[Records excerpted from a collection]
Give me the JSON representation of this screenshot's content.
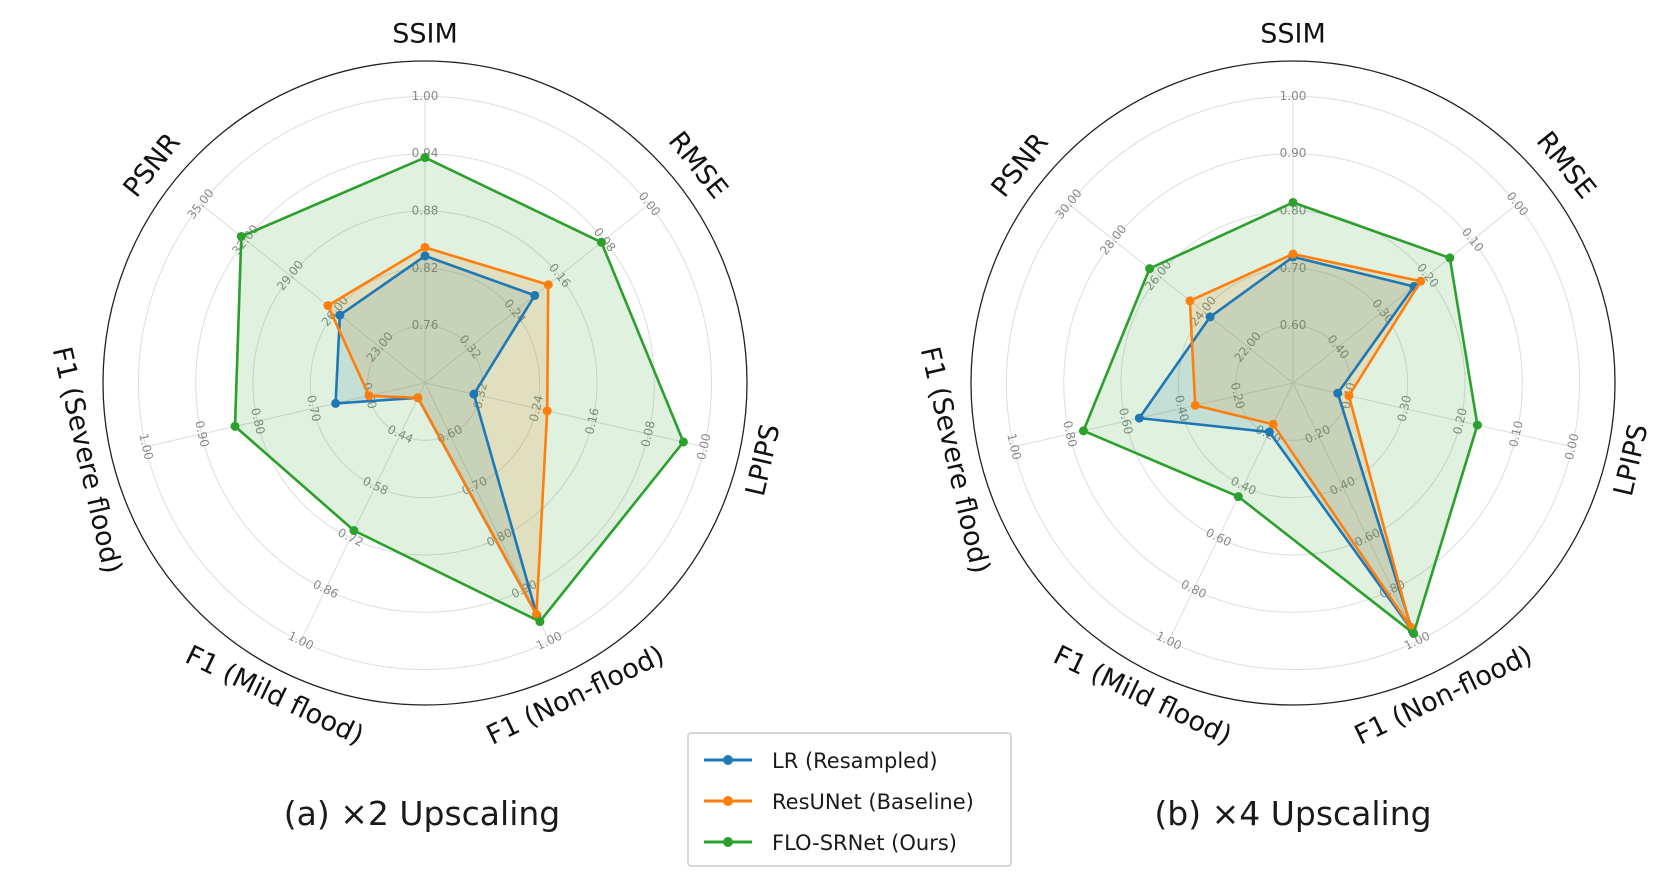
{
  "chart_data": [
    {
      "type": "radar",
      "title": "(a) ×2 Upscaling",
      "axes": [
        {
          "label": "SSIM",
          "range": [
            0.7,
            1.0
          ],
          "ticks": [
            "0.76",
            "0.82",
            "0.88",
            "0.94",
            "1.00"
          ],
          "inverted": false
        },
        {
          "label": "RMSE",
          "range": [
            0.4,
            0.0
          ],
          "ticks": [
            "0.32",
            "0.24",
            "0.16",
            "0.08",
            "0.00"
          ],
          "inverted": true
        },
        {
          "label": "LPIPS",
          "range": [
            0.4,
            0.0
          ],
          "ticks": [
            "0.32",
            "0.24",
            "0.16",
            "0.08",
            "0.00"
          ],
          "inverted": true
        },
        {
          "label": "F1 (Non-flood)",
          "range": [
            0.5,
            1.0
          ],
          "ticks": [
            "0.60",
            "0.70",
            "0.80",
            "0.90",
            "1.00"
          ],
          "inverted": false
        },
        {
          "label": "F1 (Mild flood)",
          "range": [
            0.3,
            1.0
          ],
          "ticks": [
            "0.44",
            "0.58",
            "0.72",
            "0.86",
            "1.00"
          ],
          "inverted": false
        },
        {
          "label": "F1 (Severe flood)",
          "range": [
            0.5,
            1.0
          ],
          "ticks": [
            "0.60",
            "0.70",
            "0.80",
            "0.90",
            "1.00"
          ],
          "inverted": false
        },
        {
          "label": "PSNR",
          "range": [
            20.0,
            35.0
          ],
          "ticks": [
            "23.00",
            "26.00",
            "29.00",
            "32.00",
            "35.00"
          ],
          "inverted": false
        }
      ],
      "series": [
        {
          "name": "LR (Resampled)",
          "color": "#1f77b4",
          "values": [
            0.833,
            0.204,
            0.33,
            0.95,
            0.34,
            0.66,
            25.7
          ]
        },
        {
          "name": "ResUNet (Baseline)",
          "color": "#ff7f0e",
          "values": [
            0.842,
            0.18,
            0.225,
            0.948,
            0.34,
            0.6,
            26.5
          ]
        },
        {
          "name": "FLO-SRNet (Ours)",
          "color": "#2ca02c",
          "values": [
            0.936,
            0.085,
            0.03,
            0.962,
            0.7,
            0.84,
            32.3
          ]
        }
      ]
    },
    {
      "type": "radar",
      "title": "(b) ×4 Upscaling",
      "axes": [
        {
          "label": "SSIM",
          "range": [
            0.5,
            1.0
          ],
          "ticks": [
            "0.60",
            "0.70",
            "0.80",
            "0.90",
            "1.00"
          ],
          "inverted": false
        },
        {
          "label": "RMSE",
          "range": [
            0.5,
            0.0
          ],
          "ticks": [
            "0.40",
            "0.30",
            "0.20",
            "0.10",
            "0.00"
          ],
          "inverted": true
        },
        {
          "label": "LPIPS",
          "range": [
            0.5,
            0.0
          ],
          "ticks": [
            "0.40",
            "0.30",
            "0.20",
            "0.10",
            "0.00"
          ],
          "inverted": true
        },
        {
          "label": "F1 (Non-flood)",
          "range": [
            0.0,
            1.0
          ],
          "ticks": [
            "0.20",
            "0.40",
            "0.60",
            "0.80",
            "1.00"
          ],
          "inverted": false
        },
        {
          "label": "F1 (Mild flood)",
          "range": [
            0.0,
            1.0
          ],
          "ticks": [
            "0.20",
            "0.40",
            "0.60",
            "0.80",
            "1.00"
          ],
          "inverted": false
        },
        {
          "label": "F1 (Severe flood)",
          "range": [
            0.0,
            1.0
          ],
          "ticks": [
            "0.20",
            "0.40",
            "0.60",
            "0.80",
            "1.00"
          ],
          "inverted": false
        },
        {
          "label": "PSNR",
          "range": [
            20.0,
            30.0
          ],
          "ticks": [
            "22.00",
            "24.00",
            "26.00",
            "28.00",
            "30.00"
          ],
          "inverted": false
        }
      ],
      "series": [
        {
          "name": "LR (Resampled)",
          "color": "#1f77b4",
          "values": [
            0.72,
            0.23,
            0.42,
            0.96,
            0.19,
            0.55,
            23.7
          ]
        },
        {
          "name": "ResUNet (Baseline)",
          "color": "#ff7f0e",
          "values": [
            0.725,
            0.215,
            0.4,
            0.945,
            0.16,
            0.35,
            24.6
          ]
        },
        {
          "name": "FLO-SRNet (Ours)",
          "color": "#2ca02c",
          "values": [
            0.815,
            0.15,
            0.17,
            0.97,
            0.44,
            0.75,
            26.4
          ]
        }
      ]
    }
  ],
  "legend": {
    "entries": [
      "LR (Resampled)",
      "ResUNet (Baseline)",
      "FLO-SRNet (Ours)"
    ],
    "colors": [
      "#1f77b4",
      "#ff7f0e",
      "#2ca02c"
    ]
  }
}
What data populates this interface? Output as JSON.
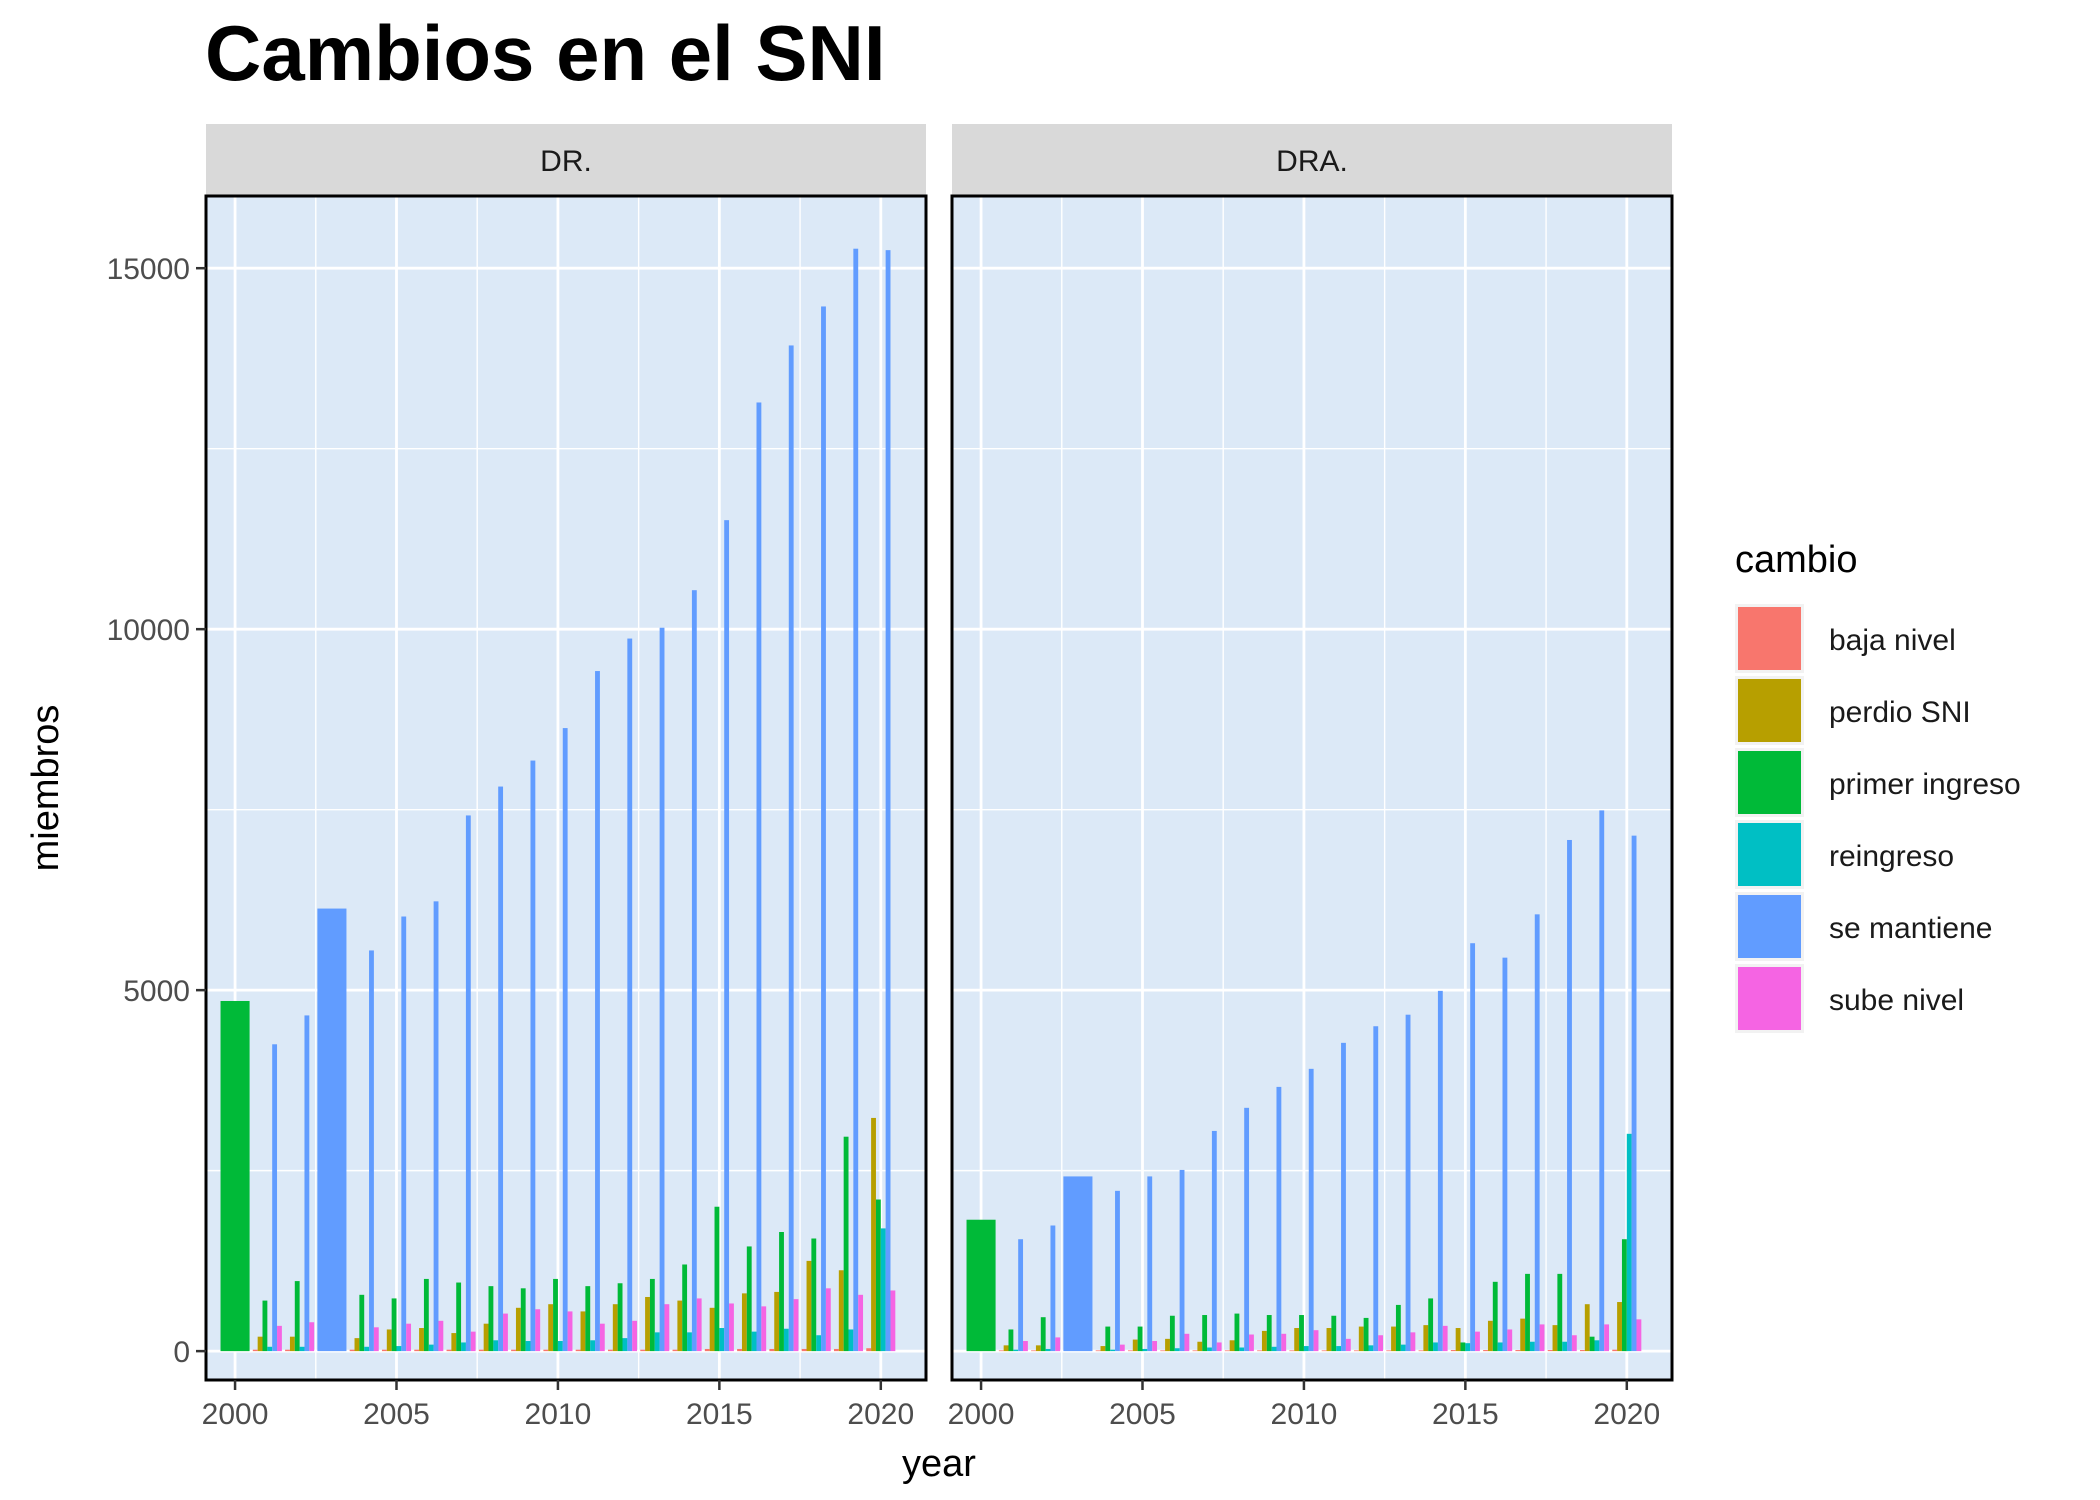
{
  "chart_data": {
    "type": "bar",
    "title": "Cambios en el SNI",
    "xlabel": "year",
    "ylabel": "miembros",
    "ylim": [
      -400,
      16000
    ],
    "xlim": [
      1999.1,
      2021.4
    ],
    "y_ticks": [
      0,
      5000,
      10000,
      15000
    ],
    "y_tick_labels": [
      "0",
      "5000",
      "10000",
      "15000"
    ],
    "x_ticks": [
      2000,
      2005,
      2010,
      2015,
      2020
    ],
    "x_tick_labels": [
      "2000",
      "2005",
      "2010",
      "2015",
      "2020"
    ],
    "grid": true,
    "legend": {
      "title": "cambio",
      "position": "right"
    },
    "series": [
      {
        "name": "baja nivel",
        "color": "#F8766D"
      },
      {
        "name": "perdio SNI",
        "color": "#B79F00"
      },
      {
        "name": "primer ingreso",
        "color": "#00BA38"
      },
      {
        "name": "reingreso",
        "color": "#00BFC4"
      },
      {
        "name": "se mantiene",
        "color": "#619CFF"
      },
      {
        "name": "sube nivel",
        "color": "#F564E3"
      }
    ],
    "years": [
      2000,
      2001,
      2002,
      2003,
      2004,
      2005,
      2006,
      2007,
      2008,
      2009,
      2010,
      2011,
      2012,
      2013,
      2014,
      2015,
      2016,
      2017,
      2018,
      2019,
      2020
    ],
    "panels": [
      {
        "label": "DR.",
        "values": {
          "baja nivel": [
            null,
            20,
            20,
            null,
            20,
            20,
            20,
            20,
            20,
            20,
            20,
            20,
            20,
            20,
            20,
            30,
            30,
            30,
            30,
            30,
            40
          ],
          "perdio SNI": [
            null,
            200,
            200,
            null,
            180,
            300,
            320,
            250,
            380,
            600,
            650,
            550,
            650,
            750,
            700,
            600,
            800,
            820,
            1250,
            1120,
            3230
          ],
          "primer ingreso": [
            4850,
            700,
            970,
            null,
            780,
            730,
            1000,
            950,
            900,
            870,
            1000,
            900,
            940,
            1000,
            1200,
            2000,
            1450,
            1650,
            1560,
            2970,
            2100
          ],
          "reingreso": [
            null,
            60,
            60,
            null,
            60,
            70,
            90,
            120,
            150,
            140,
            140,
            150,
            180,
            260,
            260,
            320,
            270,
            310,
            220,
            300,
            1700
          ],
          "se mantiene": [
            null,
            4250,
            4650,
            6130,
            5550,
            6020,
            6230,
            7420,
            7820,
            8180,
            8630,
            9420,
            9870,
            10020,
            10540,
            11510,
            13140,
            13930,
            14470,
            15270,
            15250
          ],
          "sube nivel": [
            null,
            350,
            400,
            null,
            330,
            380,
            420,
            270,
            520,
            580,
            550,
            380,
            420,
            650,
            730,
            660,
            620,
            720,
            870,
            780,
            840
          ]
        }
      },
      {
        "label": "DRA.",
        "values": {
          "baja nivel": [
            null,
            10,
            10,
            null,
            10,
            10,
            10,
            10,
            10,
            10,
            10,
            10,
            10,
            10,
            10,
            15,
            15,
            15,
            15,
            15,
            20
          ],
          "perdio SNI": [
            null,
            80,
            80,
            null,
            70,
            160,
            170,
            130,
            150,
            280,
            320,
            320,
            340,
            340,
            360,
            320,
            420,
            450,
            360,
            650,
            680
          ],
          "primer ingreso": [
            1820,
            300,
            470,
            null,
            340,
            340,
            490,
            500,
            520,
            500,
            500,
            490,
            460,
            640,
            730,
            120,
            960,
            1070,
            1070,
            200,
            1550
          ],
          "reingreso": [
            null,
            20,
            30,
            null,
            20,
            30,
            40,
            50,
            50,
            60,
            70,
            70,
            80,
            90,
            120,
            110,
            120,
            130,
            130,
            150,
            3010
          ],
          "se mantiene": [
            null,
            1550,
            1740,
            2420,
            2220,
            2420,
            2510,
            3050,
            3370,
            3660,
            3910,
            4270,
            4500,
            4660,
            4990,
            5650,
            5450,
            6050,
            7080,
            7490,
            7140
          ],
          "sube nivel": [
            null,
            140,
            190,
            null,
            90,
            140,
            240,
            120,
            230,
            240,
            290,
            170,
            220,
            260,
            350,
            270,
            300,
            370,
            220,
            370,
            440
          ]
        }
      }
    ]
  }
}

**Given exercise**:
Copy all lines of the material above where the string "title" occurs.

**Response to the exercise**:
      "title": "(a) ×2 Upscaling",
      "title": "(b) ×4 Upscaling",
    "title": "Cambios en el SNI",
      "title": "cambio",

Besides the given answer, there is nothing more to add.